Sift the listing for lines that hold the string "Tages" and pull them out.

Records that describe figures
________________________

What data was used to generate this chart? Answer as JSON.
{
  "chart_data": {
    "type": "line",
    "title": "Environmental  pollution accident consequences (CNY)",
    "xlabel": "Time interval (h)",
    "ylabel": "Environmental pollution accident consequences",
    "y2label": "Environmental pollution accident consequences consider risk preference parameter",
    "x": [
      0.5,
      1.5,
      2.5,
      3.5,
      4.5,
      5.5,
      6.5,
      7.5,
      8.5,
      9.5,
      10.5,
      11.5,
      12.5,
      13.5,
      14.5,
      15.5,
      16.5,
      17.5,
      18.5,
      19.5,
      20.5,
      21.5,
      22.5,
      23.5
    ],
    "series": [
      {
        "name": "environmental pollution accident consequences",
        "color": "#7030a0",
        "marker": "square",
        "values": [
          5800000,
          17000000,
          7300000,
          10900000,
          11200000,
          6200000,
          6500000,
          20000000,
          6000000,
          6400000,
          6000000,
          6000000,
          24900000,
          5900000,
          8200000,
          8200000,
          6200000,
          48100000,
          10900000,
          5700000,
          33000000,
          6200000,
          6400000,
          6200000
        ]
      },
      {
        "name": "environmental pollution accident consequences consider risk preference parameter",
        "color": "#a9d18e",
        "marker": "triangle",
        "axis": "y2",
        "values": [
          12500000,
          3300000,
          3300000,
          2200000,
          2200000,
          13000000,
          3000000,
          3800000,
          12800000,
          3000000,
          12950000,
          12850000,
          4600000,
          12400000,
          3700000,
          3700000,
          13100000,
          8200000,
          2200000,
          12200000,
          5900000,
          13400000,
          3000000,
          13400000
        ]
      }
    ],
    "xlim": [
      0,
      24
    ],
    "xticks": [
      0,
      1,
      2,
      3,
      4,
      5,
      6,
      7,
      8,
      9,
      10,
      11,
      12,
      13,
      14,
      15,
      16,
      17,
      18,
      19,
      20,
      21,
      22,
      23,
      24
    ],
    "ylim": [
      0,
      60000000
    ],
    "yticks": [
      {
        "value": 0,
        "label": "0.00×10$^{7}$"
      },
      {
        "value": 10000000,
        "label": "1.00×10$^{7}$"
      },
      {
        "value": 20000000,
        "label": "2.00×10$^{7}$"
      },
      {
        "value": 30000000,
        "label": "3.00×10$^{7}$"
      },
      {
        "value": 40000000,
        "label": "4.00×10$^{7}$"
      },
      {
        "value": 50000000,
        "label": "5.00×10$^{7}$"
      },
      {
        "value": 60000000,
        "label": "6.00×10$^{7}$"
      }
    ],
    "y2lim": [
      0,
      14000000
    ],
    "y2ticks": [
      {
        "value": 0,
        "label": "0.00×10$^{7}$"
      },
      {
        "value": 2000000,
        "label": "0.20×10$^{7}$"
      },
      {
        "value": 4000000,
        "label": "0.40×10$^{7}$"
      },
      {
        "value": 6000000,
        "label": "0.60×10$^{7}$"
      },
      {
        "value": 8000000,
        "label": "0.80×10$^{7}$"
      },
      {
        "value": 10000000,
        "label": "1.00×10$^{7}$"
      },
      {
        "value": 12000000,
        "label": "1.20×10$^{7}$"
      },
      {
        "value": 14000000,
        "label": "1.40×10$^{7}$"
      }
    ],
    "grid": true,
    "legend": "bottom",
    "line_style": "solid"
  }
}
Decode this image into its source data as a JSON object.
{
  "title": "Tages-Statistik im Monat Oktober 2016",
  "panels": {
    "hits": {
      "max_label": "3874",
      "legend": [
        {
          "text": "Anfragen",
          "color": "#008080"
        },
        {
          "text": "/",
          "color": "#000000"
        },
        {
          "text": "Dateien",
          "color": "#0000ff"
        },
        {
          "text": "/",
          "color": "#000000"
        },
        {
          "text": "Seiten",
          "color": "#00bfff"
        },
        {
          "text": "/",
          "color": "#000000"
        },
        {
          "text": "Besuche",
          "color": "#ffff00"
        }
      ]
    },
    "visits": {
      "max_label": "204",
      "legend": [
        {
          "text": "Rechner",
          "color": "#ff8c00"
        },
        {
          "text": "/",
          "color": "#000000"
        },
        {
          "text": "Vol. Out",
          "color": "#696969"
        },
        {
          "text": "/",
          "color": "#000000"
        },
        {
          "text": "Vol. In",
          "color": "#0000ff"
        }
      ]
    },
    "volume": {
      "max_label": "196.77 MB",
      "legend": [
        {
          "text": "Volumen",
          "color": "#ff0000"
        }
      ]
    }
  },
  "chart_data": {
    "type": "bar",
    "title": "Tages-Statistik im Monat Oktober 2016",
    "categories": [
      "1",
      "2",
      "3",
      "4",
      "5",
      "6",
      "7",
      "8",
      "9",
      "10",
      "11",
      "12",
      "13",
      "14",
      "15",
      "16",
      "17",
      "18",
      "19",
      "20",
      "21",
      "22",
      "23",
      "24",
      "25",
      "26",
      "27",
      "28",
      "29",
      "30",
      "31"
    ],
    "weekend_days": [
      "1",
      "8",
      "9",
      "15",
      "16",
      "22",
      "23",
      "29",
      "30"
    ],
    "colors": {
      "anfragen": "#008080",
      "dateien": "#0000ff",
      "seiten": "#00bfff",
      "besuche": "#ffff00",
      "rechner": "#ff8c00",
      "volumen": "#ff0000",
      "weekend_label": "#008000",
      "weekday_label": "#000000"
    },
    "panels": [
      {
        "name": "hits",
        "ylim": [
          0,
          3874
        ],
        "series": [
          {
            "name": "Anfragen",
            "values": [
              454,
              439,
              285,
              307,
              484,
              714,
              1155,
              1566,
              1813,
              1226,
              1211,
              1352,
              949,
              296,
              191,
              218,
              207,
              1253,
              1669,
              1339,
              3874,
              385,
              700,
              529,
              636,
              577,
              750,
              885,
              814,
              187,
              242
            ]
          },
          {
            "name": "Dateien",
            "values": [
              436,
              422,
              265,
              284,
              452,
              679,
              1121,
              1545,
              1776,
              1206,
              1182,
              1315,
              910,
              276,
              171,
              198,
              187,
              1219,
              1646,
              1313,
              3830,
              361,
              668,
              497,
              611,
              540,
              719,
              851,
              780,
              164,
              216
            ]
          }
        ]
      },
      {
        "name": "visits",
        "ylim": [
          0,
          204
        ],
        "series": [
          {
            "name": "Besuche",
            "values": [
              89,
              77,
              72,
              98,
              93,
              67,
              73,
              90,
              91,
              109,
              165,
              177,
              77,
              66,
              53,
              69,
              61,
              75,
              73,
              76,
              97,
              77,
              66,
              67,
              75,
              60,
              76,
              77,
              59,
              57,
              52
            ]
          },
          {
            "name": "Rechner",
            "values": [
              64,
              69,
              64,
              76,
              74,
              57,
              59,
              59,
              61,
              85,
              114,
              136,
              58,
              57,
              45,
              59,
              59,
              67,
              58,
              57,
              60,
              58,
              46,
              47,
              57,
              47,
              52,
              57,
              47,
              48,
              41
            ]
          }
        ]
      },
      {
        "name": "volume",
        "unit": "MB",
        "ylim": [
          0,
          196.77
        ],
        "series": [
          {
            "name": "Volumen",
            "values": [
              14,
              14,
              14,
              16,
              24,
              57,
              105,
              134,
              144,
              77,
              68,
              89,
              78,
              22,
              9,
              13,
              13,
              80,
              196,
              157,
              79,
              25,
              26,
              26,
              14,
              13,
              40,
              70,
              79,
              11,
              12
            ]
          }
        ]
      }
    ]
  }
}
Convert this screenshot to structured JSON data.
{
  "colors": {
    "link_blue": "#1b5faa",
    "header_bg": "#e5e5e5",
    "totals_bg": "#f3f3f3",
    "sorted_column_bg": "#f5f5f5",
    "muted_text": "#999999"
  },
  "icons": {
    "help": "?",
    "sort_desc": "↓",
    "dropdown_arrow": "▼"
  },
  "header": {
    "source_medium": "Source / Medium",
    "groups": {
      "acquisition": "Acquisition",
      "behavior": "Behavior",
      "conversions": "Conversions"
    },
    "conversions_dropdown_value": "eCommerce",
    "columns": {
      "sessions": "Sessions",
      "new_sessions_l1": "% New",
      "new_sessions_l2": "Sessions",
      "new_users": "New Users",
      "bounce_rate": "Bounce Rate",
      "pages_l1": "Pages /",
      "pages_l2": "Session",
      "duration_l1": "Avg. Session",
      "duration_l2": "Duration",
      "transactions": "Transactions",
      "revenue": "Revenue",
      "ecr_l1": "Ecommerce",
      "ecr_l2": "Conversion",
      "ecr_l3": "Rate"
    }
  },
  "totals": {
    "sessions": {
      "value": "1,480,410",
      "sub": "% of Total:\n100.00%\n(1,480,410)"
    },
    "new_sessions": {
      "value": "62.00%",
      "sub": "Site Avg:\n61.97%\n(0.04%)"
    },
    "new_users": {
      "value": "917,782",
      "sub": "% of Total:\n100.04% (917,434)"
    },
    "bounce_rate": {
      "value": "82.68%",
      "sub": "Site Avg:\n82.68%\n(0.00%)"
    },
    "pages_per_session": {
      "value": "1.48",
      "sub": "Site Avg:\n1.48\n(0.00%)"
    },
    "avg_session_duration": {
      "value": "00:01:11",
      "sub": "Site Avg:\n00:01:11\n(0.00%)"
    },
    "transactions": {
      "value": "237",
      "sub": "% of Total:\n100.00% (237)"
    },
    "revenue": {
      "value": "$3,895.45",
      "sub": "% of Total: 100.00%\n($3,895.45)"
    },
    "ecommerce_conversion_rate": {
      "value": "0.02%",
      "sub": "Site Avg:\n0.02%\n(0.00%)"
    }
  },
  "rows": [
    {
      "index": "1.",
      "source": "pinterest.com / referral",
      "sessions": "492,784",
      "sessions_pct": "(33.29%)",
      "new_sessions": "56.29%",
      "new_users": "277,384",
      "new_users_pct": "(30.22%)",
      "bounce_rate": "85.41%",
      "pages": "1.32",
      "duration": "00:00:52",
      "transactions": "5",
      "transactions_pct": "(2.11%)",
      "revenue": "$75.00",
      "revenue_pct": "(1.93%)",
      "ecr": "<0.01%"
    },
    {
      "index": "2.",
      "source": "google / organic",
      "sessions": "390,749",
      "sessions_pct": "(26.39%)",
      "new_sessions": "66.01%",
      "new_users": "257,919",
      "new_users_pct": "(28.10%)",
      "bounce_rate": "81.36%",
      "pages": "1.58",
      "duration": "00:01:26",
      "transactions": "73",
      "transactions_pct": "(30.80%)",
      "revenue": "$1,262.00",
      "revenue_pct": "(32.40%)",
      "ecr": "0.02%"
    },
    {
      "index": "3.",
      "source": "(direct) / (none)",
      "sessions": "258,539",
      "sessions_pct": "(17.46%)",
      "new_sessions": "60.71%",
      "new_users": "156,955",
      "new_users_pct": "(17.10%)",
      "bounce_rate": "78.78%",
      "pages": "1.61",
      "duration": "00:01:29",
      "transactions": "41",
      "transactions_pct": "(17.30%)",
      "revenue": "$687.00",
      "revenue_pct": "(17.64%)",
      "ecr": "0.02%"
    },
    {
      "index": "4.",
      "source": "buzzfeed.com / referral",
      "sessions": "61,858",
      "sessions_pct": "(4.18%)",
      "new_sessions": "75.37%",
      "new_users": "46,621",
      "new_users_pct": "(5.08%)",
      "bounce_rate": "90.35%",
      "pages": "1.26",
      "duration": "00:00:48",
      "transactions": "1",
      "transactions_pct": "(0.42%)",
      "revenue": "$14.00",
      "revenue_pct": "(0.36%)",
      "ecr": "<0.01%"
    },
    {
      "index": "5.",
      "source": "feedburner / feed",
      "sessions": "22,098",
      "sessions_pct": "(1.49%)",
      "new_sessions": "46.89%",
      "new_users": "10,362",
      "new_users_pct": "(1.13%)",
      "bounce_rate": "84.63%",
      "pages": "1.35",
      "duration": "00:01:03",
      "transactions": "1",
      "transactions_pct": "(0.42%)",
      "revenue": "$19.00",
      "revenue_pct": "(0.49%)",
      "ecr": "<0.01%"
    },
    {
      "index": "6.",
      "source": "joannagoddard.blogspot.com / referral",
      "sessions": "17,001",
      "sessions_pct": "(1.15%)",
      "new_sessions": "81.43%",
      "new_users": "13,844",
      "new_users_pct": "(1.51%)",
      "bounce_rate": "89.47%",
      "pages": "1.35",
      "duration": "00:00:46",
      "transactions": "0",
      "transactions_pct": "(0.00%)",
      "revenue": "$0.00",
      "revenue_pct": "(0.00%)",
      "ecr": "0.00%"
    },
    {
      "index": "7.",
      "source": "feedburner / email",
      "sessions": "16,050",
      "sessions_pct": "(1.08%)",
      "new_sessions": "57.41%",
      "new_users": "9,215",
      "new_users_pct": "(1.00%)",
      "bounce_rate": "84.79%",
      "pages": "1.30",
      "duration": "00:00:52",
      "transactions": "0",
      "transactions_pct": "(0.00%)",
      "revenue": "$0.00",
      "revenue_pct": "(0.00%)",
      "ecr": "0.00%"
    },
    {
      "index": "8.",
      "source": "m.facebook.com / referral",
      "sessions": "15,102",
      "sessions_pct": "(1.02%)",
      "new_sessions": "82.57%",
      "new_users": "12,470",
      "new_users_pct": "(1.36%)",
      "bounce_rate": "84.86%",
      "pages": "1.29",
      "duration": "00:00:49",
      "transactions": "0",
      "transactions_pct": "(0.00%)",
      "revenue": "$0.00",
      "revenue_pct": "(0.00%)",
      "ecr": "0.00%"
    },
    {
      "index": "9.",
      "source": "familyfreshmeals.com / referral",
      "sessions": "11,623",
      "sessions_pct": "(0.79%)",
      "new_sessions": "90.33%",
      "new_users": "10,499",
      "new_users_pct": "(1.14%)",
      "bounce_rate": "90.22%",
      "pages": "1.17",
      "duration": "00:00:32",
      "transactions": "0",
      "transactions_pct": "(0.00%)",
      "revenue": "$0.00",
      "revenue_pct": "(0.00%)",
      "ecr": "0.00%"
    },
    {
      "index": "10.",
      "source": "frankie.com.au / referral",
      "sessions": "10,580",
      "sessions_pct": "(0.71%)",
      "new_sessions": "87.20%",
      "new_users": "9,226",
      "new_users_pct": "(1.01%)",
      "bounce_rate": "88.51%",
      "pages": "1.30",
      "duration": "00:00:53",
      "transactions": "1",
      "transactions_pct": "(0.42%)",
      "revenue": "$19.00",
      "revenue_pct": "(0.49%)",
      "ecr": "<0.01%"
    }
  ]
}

________________________

- Problem solution:
  "title": "Tages-Statistik im Monat Oktober 2016",
    "title": "Tages-Statistik im Monat Oktober 2016",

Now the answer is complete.